**Excerpt provided:**
++++
Problem with CLN on Alpha
Richard B. Kreckel
kreckel at thep.physik.uni-mainz.de
Mon Feb 12 17:20:58 CET 2001
Hi Ladislav,
First, your email address (the maxa@ -one) is screwed. Each time I reply
the message bounces, yet you respond...
On Fri, 9 Feb 101 maxa at frodo.jia.czn.cz wrote:
> > > I am trying to compile CLN library on an Alpha machine. Now I upgraded the
> > > compiler and binutils but I am still getting a lot of undefined symbols (see
> > > below). Can anybody help? Was anybody able to compile cln on an Alpha machi-
> > > ne?
> >
> > Yes, me. No problem at all. Actually I was extremely careful testing
> > version 1.1 on any platform I could get my hands on before I released it.
++++
**Jobs:**
(1) In the message about compiling CLN on an Alpha machine, what happens each time a reply is sent to the maxa@ address?
(2) Continue the message about compiling CLN on an Alpha machine from the point where it stops.

**Record excerpts:**
++++
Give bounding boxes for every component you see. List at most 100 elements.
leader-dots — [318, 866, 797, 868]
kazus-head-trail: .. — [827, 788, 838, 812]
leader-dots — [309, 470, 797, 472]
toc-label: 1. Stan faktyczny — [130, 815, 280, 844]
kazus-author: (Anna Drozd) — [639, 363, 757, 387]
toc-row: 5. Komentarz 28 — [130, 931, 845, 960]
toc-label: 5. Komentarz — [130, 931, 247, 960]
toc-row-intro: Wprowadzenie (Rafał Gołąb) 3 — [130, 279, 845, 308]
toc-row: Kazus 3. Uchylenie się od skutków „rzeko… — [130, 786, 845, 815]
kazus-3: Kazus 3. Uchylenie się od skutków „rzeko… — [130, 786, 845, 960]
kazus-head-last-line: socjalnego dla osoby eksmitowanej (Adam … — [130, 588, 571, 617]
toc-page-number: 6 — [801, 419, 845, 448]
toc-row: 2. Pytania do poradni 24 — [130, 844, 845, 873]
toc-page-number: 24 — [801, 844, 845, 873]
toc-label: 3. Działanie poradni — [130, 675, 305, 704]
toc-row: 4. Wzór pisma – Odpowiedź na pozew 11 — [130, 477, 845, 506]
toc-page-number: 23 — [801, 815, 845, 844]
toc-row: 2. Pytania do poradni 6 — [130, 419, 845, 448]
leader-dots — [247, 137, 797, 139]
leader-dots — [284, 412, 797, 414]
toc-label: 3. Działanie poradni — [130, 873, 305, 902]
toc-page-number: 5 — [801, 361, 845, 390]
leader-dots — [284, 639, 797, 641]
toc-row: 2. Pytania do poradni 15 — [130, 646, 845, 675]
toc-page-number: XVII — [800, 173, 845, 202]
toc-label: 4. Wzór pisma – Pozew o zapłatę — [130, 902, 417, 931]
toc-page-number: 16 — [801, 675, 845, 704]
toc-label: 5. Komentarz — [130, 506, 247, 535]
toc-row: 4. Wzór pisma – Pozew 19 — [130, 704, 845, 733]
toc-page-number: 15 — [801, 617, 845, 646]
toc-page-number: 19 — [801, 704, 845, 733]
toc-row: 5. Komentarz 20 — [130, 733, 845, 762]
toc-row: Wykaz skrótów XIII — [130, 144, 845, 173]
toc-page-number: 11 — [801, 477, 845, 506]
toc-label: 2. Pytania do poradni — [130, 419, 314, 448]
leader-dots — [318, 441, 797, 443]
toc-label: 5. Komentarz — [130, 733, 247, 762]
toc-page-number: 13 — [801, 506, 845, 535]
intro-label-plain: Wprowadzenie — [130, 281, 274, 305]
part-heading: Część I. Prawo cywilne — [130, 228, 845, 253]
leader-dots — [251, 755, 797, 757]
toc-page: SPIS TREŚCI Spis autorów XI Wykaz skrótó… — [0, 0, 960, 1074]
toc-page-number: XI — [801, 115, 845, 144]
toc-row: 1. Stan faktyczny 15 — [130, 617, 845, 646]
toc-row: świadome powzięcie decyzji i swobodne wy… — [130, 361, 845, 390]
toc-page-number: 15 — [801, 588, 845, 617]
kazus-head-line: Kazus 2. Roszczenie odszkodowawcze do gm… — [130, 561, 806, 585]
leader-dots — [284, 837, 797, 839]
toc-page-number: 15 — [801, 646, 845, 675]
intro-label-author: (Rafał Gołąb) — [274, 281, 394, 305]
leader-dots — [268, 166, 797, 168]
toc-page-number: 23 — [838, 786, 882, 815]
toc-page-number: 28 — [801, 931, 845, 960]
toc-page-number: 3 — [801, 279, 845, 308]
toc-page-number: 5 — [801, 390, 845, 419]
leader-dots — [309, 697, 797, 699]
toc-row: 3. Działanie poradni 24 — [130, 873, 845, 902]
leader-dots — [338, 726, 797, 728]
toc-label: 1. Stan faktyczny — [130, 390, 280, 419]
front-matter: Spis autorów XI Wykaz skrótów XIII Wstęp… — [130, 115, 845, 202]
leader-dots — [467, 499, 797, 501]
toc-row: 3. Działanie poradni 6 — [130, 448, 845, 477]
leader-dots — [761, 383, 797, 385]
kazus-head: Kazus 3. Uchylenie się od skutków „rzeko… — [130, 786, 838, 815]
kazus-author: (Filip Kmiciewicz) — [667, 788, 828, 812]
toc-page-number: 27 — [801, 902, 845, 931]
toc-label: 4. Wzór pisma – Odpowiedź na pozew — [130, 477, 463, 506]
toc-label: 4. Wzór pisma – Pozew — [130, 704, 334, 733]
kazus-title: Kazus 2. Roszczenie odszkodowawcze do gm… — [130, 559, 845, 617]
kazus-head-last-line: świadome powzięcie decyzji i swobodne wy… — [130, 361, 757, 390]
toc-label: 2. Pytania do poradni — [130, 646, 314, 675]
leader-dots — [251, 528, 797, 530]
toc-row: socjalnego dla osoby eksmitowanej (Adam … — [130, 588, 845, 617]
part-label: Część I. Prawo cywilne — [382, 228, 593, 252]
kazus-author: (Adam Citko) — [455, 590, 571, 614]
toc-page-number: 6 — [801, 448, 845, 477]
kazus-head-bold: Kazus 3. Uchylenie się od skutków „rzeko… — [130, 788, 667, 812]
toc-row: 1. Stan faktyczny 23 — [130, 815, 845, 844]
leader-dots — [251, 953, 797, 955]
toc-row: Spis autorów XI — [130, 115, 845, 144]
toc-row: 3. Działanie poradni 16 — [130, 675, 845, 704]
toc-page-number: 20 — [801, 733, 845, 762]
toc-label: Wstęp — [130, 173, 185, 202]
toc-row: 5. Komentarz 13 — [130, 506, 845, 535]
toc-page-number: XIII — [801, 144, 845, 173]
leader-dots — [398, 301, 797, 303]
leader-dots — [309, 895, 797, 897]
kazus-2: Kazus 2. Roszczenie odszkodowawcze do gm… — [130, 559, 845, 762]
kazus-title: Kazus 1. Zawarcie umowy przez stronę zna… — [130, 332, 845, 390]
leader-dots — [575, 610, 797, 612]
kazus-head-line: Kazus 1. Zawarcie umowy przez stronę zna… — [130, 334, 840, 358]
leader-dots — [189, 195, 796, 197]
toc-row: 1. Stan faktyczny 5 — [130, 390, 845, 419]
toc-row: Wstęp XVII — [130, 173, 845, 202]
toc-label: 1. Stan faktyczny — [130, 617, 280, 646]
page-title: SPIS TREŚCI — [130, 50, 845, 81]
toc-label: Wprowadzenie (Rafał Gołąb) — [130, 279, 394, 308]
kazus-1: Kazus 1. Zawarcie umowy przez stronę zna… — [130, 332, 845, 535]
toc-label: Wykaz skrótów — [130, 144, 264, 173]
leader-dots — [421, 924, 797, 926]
++++
**Responses in order:**
(1) The reply bounces.

(2)
>
> Thanks for the reply. Very interesting indeed. Can we compare a little bit
> more?
Sure.
> > About *how* many undefined symbols did you get?
> > [ ] about 10
> > [X] about 100
> > [ ] about 1000
> Just exactly:
> grep -e "undefined" --count make.logfile
> 178
Aha, it doesn't look like such a simple linker screw as I had expected
first.
> > For me, the link line in your report works just fine. You obviously have
> > some linker confusion. Don't you have a local Linux guru who might help
> > you out with this stuff?
>
> Unfortunately there is no Linux guru aroung, except me. Looking at the problem
> in more details, all undefined symbols comes from names like
>
> _GLOBAL_$I$cl_module__cl_*__firstglobalfun
> or
> _GLOBAL_$D$cl_module__cl_*__firstglobalfun
>
> . Looking at object files (which I am linking), none of them has those symbols
> defined, so I think my linker is right. Are those symbols defined? If yes,
> where they should be defined?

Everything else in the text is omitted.